■ **WHAT YOU HAVE TO DO**: Please restate the following records word for word.

-- BEGIN WORKING DATA --

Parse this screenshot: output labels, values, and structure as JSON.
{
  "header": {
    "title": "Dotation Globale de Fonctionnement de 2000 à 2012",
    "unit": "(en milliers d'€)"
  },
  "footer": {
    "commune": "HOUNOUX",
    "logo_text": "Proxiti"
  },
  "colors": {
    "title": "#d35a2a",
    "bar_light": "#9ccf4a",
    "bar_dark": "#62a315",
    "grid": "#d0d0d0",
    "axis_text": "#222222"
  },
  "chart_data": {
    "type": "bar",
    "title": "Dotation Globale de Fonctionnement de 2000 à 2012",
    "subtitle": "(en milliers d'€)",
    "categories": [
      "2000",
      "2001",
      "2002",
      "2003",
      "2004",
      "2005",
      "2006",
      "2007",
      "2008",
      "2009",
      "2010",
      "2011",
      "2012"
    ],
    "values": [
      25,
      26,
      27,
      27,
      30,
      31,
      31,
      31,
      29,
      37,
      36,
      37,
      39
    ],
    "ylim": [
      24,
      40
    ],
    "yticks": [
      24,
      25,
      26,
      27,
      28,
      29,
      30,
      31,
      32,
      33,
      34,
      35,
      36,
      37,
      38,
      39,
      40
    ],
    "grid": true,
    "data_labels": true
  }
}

-- END WORKING DATA --

■ **THE COMPLETED TASK**:
Parse this screenshot: output labels, values, and structure as JSON.
{
  "header": {
    "title": "Dotation Globale de Fonctionnement de 2000 à 2012",
    "unit": "(en milliers d'€)"
  },
  "footer": {
    "commune": "HOUNOUX",
    "logo_text": "Proxiti"
  },
  "colors": {
    "title": "#d35a2a",
    "bar_light": "#9ccf4a",
    "bar_dark": "#62a315",
    "grid": "#d0d0d0",
    "axis_text": "#222222"
  },
  "chart_data": {
    "type": "bar",
    "title": "Dotation Globale de Fonctionnement de 2000 à 2012",
    "subtitle": "(en milliers d'€)",
    "categories": [
      "2000",
      "2001",
      "2002",
      "2003",
      "2004",
      "2005",
      "2006",
      "2007",
      "2008",
      "2009",
      "2010",
      "2011",
      "2012"
    ],
    "values": [
      25,
      26,
      27,
      27,
      30,
      31,
      31,
      31,
      29,
      37,
      36,
      37,
      39
    ],
    "ylim": [
      24,
      40
    ],
    "yticks": [
      24,
      25,
      26,
      27,
      28,
      29,
      30,
      31,
      32,
      33,
      34,
      35,
      36,
      37,
      38,
      39,
      40
    ],
    "grid": true,
    "data_labels": true
  }
}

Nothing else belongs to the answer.